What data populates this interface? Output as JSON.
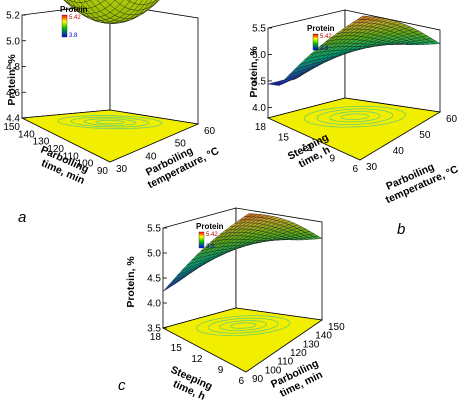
{
  "chart_data": [
    {
      "type": "surface",
      "panel_label": "a",
      "zlabel": "Protein, %",
      "zticks": [
        "4.4",
        "4.6",
        "4.8",
        "5.0",
        "5.2"
      ],
      "zlim": [
        4.4,
        5.2
      ],
      "x_axis": {
        "label": [
          "Parboiling",
          "temperature, °C"
        ],
        "ticks": [
          "30",
          "40",
          "50",
          "60"
        ]
      },
      "y_axis": {
        "label": [
          "Parboiling",
          "time, min"
        ],
        "ticks": [
          "90",
          "100",
          "110",
          "120",
          "130",
          "140",
          "150"
        ]
      },
      "legend": {
        "title": "Protein",
        "max": "5.42",
        "min": "3.8"
      },
      "surface_color": "#b8d400",
      "shape": "bowl",
      "minimum": 4.6
    },
    {
      "type": "surface",
      "panel_label": "b",
      "zlabel": "Protein, %",
      "zticks": [
        "4.0",
        "4.5",
        "5.0",
        "5.5"
      ],
      "zlim": [
        3.8,
        5.5
      ],
      "x_axis": {
        "label": [
          "Parboiling",
          "temperature, °C"
        ],
        "ticks": [
          "30",
          "40",
          "50",
          "60"
        ]
      },
      "y_axis": {
        "label": [
          "Steeping",
          "time, h"
        ],
        "ticks": [
          "6",
          "9",
          "12",
          "15",
          "18"
        ]
      },
      "legend": {
        "title": "Protein",
        "max": "5.42",
        "min": "3.8"
      },
      "surface_color": "#c9a233",
      "shape": "twisted"
    },
    {
      "type": "surface",
      "panel_label": "c",
      "zlabel": "Protein, %",
      "zticks": [
        "3.5",
        "4.0",
        "4.5",
        "5.0",
        "5.5"
      ],
      "zlim": [
        3.5,
        5.5
      ],
      "x_axis": {
        "label": [
          "Parboiling",
          "time, min"
        ],
        "ticks": [
          "90",
          "100",
          "110",
          "120",
          "130",
          "140",
          "150"
        ]
      },
      "y_axis": {
        "label": [
          "Steeping",
          "time, h"
        ],
        "ticks": [
          "6",
          "9",
          "12",
          "15",
          "18"
        ]
      },
      "legend": {
        "title": "Protein",
        "max": "5.42",
        "min": "3.8"
      },
      "surface_color": "#c9a233",
      "shape": "twisted"
    }
  ]
}
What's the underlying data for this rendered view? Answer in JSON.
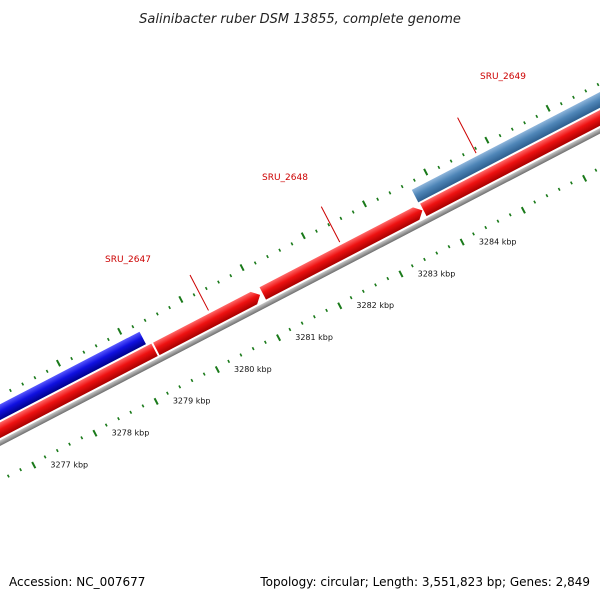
{
  "title": "Salinibacter ruber DSM 13855, complete genome",
  "footer": {
    "accession": "Accession: NC_007677",
    "summary": "Topology: circular; Length: 3,551,823 bp; Genes: 2,849"
  },
  "genes": [
    {
      "id": "SRU_2647",
      "label": "SRU_2647"
    },
    {
      "id": "SRU_2648",
      "label": "SRU_2648"
    },
    {
      "id": "SRU_2649",
      "label": "SRU_2649"
    }
  ],
  "scale_labels": [
    "3277 kbp",
    "3278 kbp",
    "3279 kbp",
    "3280 kbp",
    "3281 kbp",
    "3282 kbp",
    "3283 kbp",
    "3284 kbp"
  ],
  "colors": {
    "forward_cds": "#1010e0",
    "reverse_cds": "#ee1111",
    "other_cds": "#4f86b8",
    "backbone": "#8a8a8a",
    "ticks": "#1a7a1a",
    "label": "#cc0000"
  }
}
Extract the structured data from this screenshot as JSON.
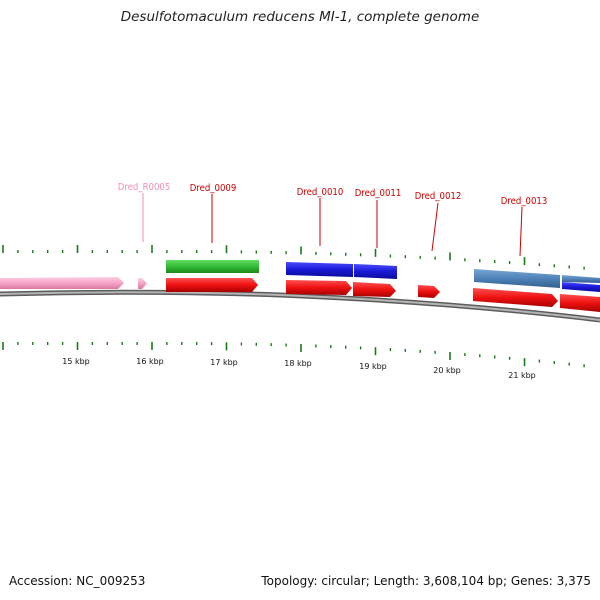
{
  "title": "Desulfotomaculum reducens MI-1, complete genome",
  "footer": {
    "accession": "Accession: NC_009253",
    "summary": "Topology: circular; Length: 3,608,104 bp; Genes: 3,375"
  },
  "scale_labels": [
    "15 kbp",
    "16 kbp",
    "17 kbp",
    "18 kbp",
    "19 kbp",
    "20 kbp",
    "21 kbp"
  ],
  "gene_labels": [
    {
      "name": "Dred_R0005",
      "color": "#f48fb1"
    },
    {
      "name": "Dred_0009",
      "color": "#cc0000"
    },
    {
      "name": "Dred_0010",
      "color": "#cc0000"
    },
    {
      "name": "Dred_0011",
      "color": "#cc0000"
    },
    {
      "name": "Dred_0012",
      "color": "#cc0000"
    },
    {
      "name": "Dred_0013",
      "color": "#cc0000"
    }
  ],
  "colors": {
    "tick": "#1a7a1a",
    "backbone": "#8a8a8a",
    "red": "#ee1111",
    "green": "#33bb33",
    "blue": "#1a1ad6",
    "steel": "#4f82b8",
    "pink": "#f6a3c8"
  }
}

= = = = = = =

Each record should be printed exactly as it appears, leaving the pictures out.

What data populates this interface? Output as JSON.
{
  "chart_data": [
    {
      "type": "surface",
      "panel_label": "a",
      "zlabel": "Protein, %",
      "zticks": [
        "4.4",
        "4.6",
        "4.8",
        "5.0",
        "5.2"
      ],
      "zlim": [
        4.4,
        5.2
      ],
      "x_axis": {
        "label": [
          "Parboiling",
          "temperature, °C"
        ],
        "ticks": [
          "30",
          "40",
          "50",
          "60"
        ]
      },
      "y_axis": {
        "label": [
          "Parboiling",
          "time, min"
        ],
        "ticks": [
          "90",
          "100",
          "110",
          "120",
          "130",
          "140",
          "150"
        ]
      },
      "legend": {
        "title": "Protein",
        "max": "5.42",
        "min": "3.8"
      },
      "surface_color": "#b8d400",
      "shape": "bowl",
      "minimum": 4.6
    },
    {
      "type": "surface",
      "panel_label": "b",
      "zlabel": "Protein, %",
      "zticks": [
        "4.0",
        "4.5",
        "5.0",
        "5.5"
      ],
      "zlim": [
        3.8,
        5.5
      ],
      "x_axis": {
        "label": [
          "Parboiling",
          "temperature, °C"
        ],
        "ticks": [
          "30",
          "40",
          "50",
          "60"
        ]
      },
      "y_axis": {
        "label": [
          "Steeping",
          "time, h"
        ],
        "ticks": [
          "6",
          "9",
          "12",
          "15",
          "18"
        ]
      },
      "legend": {
        "title": "Protein",
        "max": "5.42",
        "min": "3.8"
      },
      "surface_color": "#c9a233",
      "shape": "twisted"
    },
    {
      "type": "surface",
      "panel_label": "c",
      "zlabel": "Protein, %",
      "zticks": [
        "3.5",
        "4.0",
        "4.5",
        "5.0",
        "5.5"
      ],
      "zlim": [
        3.5,
        5.5
      ],
      "x_axis": {
        "label": [
          "Parboiling",
          "time, min"
        ],
        "ticks": [
          "90",
          "100",
          "110",
          "120",
          "130",
          "140",
          "150"
        ]
      },
      "y_axis": {
        "label": [
          "Steeping",
          "time, h"
        ],
        "ticks": [
          "6",
          "9",
          "12",
          "15",
          "18"
        ]
      },
      "legend": {
        "title": "Protein",
        "max": "5.42",
        "min": "3.8"
      },
      "surface_color": "#c9a233",
      "shape": "twisted"
    }
  ]
}
What's the underlying data for this rendered view? Answer in JSON.
{
  "title": "Salinibacter ruber DSM 13855, complete genome",
  "footer": {
    "accession": "Accession: NC_007677",
    "summary": "Topology: circular; Length: 3,551,823 bp; Genes: 2,849"
  },
  "genes": [
    {
      "id": "SRU_2647",
      "label": "SRU_2647"
    },
    {
      "id": "SRU_2648",
      "label": "SRU_2648"
    },
    {
      "id": "SRU_2649",
      "label": "SRU_2649"
    }
  ],
  "scale_labels": [
    "3277 kbp",
    "3278 kbp",
    "3279 kbp",
    "3280 kbp",
    "3281 kbp",
    "3282 kbp",
    "3283 kbp",
    "3284 kbp"
  ],
  "colors": {
    "forward_cds": "#1010e0",
    "reverse_cds": "#ee1111",
    "other_cds": "#4f86b8",
    "backbone": "#8a8a8a",
    "ticks": "#1a7a1a",
    "label": "#cc0000"
  }
}
Extract the structured data from this screenshot as JSON.
{
  "title": "Desulfotomaculum reducens MI-1, complete genome",
  "footer": {
    "accession": "Accession: NC_009253",
    "summary": "Topology: circular; Length: 3,608,104 bp; Genes: 3,375"
  },
  "scale_labels": [
    "15 kbp",
    "16 kbp",
    "17 kbp",
    "18 kbp",
    "19 kbp",
    "20 kbp",
    "21 kbp"
  ],
  "gene_labels": [
    {
      "name": "Dred_R0005",
      "color": "#f48fb1"
    },
    {
      "name": "Dred_0009",
      "color": "#cc0000"
    },
    {
      "name": "Dred_0010",
      "color": "#cc0000"
    },
    {
      "name": "Dred_0011",
      "color": "#cc0000"
    },
    {
      "name": "Dred_0012",
      "color": "#cc0000"
    },
    {
      "name": "Dred_0013",
      "color": "#cc0000"
    }
  ],
  "colors": {
    "tick": "#1a7a1a",
    "backbone": "#8a8a8a",
    "red": "#ee1111",
    "green": "#33bb33",
    "blue": "#1a1ad6",
    "steel": "#4f82b8",
    "pink": "#f6a3c8"
  }
}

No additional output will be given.